▶ _Problem_: From the listing below, select every line where the word "name" appears.

[Figure contents as structured data]
:::::
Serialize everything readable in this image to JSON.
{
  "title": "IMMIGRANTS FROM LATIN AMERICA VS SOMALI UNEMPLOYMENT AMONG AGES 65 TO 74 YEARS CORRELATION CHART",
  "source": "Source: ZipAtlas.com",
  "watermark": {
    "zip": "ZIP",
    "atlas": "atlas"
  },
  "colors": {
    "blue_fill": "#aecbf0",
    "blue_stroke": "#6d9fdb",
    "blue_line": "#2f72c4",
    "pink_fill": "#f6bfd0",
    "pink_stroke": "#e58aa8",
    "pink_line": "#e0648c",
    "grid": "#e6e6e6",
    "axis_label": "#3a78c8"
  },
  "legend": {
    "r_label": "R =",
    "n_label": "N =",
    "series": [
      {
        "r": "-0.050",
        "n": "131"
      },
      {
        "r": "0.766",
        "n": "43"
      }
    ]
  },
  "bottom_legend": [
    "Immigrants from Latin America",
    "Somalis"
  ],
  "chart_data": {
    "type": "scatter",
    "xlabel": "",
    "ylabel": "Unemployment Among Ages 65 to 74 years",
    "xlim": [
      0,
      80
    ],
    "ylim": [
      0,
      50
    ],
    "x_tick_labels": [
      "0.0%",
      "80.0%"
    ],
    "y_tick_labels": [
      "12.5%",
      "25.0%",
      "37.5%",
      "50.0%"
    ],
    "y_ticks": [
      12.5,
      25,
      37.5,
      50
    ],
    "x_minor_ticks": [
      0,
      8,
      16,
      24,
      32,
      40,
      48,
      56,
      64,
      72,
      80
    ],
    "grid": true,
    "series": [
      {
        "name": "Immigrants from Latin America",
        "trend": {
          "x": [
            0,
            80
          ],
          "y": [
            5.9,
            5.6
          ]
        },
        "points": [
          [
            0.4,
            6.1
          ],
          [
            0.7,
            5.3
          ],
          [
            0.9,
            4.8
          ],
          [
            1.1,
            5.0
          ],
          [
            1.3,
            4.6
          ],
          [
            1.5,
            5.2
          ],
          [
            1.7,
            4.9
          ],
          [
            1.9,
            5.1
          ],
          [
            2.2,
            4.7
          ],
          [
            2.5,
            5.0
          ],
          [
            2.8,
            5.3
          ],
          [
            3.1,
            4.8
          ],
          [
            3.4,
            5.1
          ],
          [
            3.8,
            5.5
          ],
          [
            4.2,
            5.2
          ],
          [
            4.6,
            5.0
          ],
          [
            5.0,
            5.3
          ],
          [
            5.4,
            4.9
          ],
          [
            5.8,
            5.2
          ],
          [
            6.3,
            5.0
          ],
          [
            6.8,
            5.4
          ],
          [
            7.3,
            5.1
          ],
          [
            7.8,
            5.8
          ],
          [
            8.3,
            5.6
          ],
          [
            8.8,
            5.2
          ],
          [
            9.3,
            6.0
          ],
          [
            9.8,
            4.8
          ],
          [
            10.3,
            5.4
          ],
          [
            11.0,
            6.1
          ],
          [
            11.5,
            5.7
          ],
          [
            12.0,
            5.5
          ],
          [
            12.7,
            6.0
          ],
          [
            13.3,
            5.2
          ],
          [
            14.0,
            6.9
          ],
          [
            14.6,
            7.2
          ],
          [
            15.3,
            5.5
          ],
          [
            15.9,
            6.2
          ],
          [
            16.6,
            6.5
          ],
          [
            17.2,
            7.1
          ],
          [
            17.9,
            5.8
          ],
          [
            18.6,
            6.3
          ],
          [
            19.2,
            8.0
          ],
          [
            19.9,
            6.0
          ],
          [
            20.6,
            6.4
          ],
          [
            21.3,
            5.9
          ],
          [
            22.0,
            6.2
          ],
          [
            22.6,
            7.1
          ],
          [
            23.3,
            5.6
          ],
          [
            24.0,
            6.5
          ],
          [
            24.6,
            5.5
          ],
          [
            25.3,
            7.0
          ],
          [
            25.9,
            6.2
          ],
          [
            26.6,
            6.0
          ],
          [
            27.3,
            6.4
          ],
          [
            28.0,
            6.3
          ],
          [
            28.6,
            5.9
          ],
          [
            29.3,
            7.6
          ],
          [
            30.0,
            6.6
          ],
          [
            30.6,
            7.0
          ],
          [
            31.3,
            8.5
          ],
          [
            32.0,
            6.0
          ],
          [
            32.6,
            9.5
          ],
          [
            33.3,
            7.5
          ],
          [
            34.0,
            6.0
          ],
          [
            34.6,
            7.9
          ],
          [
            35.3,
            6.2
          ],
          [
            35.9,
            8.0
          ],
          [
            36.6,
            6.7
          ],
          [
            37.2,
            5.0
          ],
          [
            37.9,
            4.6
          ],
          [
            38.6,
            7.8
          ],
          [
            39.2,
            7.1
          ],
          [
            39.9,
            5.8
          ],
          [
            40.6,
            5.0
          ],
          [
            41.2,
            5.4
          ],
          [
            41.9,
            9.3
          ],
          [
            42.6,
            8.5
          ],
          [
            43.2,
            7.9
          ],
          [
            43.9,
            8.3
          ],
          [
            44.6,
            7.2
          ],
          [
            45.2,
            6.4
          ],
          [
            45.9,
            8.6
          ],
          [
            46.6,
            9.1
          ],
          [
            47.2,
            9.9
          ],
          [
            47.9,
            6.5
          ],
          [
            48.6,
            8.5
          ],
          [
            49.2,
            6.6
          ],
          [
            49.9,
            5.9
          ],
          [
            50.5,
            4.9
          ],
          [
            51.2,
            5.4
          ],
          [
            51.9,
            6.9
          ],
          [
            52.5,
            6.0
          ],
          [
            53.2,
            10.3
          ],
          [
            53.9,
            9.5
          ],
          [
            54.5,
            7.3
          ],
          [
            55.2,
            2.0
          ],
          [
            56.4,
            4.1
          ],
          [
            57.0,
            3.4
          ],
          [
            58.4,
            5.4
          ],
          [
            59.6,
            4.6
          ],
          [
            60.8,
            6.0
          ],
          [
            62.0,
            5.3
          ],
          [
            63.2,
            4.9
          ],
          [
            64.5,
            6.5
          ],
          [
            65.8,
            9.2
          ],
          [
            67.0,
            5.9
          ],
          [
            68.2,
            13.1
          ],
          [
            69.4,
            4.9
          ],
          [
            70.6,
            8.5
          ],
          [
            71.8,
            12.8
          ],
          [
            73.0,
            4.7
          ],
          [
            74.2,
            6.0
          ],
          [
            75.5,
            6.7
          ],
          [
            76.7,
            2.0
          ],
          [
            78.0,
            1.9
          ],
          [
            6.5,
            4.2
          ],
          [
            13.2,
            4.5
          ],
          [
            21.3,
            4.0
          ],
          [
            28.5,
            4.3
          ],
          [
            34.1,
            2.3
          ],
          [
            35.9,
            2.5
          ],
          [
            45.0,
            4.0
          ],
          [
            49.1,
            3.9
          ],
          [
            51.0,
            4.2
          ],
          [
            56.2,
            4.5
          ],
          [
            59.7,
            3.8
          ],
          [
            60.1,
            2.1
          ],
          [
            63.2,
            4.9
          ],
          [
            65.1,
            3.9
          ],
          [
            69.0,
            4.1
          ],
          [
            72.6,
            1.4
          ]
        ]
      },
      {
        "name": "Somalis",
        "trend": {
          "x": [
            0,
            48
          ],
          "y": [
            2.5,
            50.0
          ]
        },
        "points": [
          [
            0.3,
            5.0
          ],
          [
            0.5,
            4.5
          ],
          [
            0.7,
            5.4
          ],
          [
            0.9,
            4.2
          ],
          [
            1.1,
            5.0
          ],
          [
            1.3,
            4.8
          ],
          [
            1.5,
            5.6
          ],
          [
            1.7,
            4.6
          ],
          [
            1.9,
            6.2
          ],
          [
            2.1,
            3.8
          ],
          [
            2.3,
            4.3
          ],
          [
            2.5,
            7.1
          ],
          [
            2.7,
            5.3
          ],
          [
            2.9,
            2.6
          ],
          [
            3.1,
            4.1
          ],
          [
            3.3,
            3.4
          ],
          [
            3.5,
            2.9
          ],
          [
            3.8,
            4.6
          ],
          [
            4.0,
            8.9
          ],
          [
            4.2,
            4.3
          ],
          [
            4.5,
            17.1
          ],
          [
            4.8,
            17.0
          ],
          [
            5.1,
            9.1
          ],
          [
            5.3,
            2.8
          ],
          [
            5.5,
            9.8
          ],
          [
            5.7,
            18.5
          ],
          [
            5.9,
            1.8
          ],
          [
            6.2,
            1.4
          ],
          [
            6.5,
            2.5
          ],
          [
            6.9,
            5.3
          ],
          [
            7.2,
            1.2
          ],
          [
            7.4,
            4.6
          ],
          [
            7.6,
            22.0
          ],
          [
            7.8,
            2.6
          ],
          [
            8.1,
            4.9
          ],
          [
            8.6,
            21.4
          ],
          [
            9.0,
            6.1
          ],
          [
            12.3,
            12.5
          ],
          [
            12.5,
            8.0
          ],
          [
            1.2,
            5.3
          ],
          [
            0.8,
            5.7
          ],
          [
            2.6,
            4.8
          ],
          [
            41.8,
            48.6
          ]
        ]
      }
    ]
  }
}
:::::
▶ _Complete answer_:
        "name": "Immigrants from Latin America",
        "name": "Somalis",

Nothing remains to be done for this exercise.